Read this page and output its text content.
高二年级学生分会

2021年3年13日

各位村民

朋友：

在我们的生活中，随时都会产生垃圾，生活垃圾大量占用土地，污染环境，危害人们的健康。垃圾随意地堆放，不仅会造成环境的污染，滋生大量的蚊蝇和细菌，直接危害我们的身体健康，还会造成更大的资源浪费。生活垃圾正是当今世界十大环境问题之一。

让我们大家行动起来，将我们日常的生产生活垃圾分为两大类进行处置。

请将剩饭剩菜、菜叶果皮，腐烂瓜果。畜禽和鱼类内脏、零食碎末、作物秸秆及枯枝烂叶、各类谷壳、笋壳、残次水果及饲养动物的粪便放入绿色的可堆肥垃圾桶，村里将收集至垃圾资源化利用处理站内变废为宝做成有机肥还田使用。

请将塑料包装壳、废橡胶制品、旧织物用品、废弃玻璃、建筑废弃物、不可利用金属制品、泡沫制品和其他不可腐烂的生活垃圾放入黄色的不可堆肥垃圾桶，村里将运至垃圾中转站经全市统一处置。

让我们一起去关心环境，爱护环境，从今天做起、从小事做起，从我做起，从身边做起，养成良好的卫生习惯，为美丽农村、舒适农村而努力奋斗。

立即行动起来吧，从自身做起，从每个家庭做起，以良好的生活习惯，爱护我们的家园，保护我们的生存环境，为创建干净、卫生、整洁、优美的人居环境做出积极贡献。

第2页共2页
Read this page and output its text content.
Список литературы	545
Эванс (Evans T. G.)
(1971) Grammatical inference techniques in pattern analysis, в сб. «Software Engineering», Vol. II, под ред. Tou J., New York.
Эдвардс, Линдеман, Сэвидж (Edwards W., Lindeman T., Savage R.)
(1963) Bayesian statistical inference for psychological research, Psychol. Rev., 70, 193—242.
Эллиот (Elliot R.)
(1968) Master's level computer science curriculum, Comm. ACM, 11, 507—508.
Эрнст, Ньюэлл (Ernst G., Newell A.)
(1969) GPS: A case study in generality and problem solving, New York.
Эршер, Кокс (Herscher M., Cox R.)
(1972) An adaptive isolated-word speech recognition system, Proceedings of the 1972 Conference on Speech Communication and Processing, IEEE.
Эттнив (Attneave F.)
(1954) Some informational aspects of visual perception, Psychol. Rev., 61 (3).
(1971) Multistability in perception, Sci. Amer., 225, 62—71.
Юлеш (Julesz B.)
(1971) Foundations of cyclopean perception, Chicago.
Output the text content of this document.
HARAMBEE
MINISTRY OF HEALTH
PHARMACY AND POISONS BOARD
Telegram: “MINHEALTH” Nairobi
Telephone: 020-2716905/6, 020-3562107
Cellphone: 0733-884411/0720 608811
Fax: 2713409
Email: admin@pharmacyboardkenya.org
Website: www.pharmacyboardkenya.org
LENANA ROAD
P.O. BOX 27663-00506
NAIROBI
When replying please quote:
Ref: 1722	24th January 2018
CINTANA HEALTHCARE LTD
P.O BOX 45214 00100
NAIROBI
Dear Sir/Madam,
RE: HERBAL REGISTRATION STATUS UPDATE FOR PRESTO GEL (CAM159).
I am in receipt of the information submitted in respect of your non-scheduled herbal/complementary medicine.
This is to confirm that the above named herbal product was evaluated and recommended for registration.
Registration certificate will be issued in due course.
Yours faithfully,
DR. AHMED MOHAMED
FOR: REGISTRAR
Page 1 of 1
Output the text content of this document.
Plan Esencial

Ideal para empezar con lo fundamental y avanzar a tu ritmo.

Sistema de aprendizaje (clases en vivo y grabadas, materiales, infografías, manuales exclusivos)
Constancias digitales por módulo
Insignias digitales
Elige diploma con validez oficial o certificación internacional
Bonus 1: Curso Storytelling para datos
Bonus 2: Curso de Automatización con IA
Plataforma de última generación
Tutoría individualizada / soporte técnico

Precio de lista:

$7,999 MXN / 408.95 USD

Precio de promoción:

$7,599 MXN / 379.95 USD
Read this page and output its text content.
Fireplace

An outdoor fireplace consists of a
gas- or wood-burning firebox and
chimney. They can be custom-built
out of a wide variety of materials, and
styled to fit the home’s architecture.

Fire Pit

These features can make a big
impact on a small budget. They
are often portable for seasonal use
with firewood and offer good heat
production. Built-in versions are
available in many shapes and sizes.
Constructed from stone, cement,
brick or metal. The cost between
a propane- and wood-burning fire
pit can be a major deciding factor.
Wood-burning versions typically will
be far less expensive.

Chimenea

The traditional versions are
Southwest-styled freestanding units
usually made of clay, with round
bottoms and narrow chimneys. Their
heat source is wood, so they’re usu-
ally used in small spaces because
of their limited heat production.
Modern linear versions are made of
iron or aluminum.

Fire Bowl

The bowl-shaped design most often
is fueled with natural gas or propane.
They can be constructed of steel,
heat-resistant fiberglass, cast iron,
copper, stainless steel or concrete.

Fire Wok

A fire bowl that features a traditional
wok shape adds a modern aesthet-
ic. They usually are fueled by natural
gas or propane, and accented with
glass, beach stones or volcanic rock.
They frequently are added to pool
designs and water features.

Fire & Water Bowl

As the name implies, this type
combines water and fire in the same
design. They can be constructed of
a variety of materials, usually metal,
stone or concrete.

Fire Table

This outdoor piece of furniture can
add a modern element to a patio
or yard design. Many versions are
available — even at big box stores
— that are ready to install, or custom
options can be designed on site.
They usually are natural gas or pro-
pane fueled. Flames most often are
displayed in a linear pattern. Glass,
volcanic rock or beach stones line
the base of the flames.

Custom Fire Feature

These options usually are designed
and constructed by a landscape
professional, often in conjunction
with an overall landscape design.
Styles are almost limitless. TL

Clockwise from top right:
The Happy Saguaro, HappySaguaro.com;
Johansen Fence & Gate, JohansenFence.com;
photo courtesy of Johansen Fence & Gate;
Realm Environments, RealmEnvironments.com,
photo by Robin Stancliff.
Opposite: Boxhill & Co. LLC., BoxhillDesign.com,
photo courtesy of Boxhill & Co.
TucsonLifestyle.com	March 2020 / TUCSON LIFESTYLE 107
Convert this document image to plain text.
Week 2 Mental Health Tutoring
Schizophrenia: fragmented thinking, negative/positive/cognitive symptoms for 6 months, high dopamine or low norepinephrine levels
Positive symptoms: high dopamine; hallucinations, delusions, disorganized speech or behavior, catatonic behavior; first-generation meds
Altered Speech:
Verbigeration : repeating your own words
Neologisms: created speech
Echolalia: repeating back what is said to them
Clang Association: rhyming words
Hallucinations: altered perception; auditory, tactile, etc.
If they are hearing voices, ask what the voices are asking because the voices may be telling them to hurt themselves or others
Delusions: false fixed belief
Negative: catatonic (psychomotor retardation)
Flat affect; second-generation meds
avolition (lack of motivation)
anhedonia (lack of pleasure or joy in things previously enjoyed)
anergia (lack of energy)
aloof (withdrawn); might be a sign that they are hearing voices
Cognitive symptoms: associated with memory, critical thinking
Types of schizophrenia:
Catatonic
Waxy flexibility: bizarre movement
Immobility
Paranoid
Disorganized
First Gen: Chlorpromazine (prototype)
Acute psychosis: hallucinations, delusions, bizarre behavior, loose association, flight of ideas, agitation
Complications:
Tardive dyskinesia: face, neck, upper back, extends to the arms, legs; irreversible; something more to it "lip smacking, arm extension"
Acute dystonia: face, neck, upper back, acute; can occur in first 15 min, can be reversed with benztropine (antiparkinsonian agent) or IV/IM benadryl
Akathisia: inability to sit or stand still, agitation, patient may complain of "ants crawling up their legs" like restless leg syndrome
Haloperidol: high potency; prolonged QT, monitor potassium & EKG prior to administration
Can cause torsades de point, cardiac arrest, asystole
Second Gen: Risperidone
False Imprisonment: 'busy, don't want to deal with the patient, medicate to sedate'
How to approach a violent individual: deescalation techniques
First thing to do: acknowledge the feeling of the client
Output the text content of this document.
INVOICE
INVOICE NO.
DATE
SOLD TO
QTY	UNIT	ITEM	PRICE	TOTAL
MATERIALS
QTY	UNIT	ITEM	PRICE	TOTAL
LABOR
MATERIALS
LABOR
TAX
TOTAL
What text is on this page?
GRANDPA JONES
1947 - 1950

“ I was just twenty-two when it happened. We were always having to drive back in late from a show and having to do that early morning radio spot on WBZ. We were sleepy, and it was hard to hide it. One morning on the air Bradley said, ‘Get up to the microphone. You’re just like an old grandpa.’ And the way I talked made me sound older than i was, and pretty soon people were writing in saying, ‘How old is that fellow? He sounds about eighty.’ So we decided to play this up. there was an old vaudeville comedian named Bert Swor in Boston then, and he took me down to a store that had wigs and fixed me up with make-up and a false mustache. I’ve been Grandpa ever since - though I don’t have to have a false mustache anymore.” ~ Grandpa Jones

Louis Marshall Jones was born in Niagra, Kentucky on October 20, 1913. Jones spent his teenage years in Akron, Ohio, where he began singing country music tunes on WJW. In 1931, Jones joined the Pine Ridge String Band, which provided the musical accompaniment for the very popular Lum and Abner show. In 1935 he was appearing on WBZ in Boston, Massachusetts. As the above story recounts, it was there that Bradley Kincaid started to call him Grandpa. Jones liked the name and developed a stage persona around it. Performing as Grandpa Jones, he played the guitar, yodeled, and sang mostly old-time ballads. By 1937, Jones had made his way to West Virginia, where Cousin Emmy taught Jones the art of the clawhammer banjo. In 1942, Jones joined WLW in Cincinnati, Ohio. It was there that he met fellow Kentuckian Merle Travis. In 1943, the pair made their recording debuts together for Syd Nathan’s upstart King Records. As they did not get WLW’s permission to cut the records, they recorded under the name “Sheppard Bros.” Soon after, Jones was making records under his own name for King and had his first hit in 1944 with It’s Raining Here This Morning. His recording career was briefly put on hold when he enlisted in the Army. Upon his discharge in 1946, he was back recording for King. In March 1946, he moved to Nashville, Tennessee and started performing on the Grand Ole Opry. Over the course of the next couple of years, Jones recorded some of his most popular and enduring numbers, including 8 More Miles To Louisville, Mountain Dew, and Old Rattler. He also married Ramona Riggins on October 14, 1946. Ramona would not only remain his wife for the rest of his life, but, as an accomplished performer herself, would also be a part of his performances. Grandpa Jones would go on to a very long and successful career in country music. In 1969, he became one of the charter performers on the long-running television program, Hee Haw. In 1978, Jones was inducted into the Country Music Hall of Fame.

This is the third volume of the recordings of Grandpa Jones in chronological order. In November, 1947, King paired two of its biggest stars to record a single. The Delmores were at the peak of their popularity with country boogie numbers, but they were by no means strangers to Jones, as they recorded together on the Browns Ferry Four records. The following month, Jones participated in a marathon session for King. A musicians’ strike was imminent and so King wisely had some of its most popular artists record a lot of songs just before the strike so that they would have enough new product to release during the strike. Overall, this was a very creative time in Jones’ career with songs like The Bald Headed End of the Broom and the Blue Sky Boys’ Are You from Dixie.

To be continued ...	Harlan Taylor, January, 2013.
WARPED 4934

**Direction**
Go through the listing above and return every line where the word "options" occurs.

**Answer to the exercise**
options can be designed on site.
These options usually are designed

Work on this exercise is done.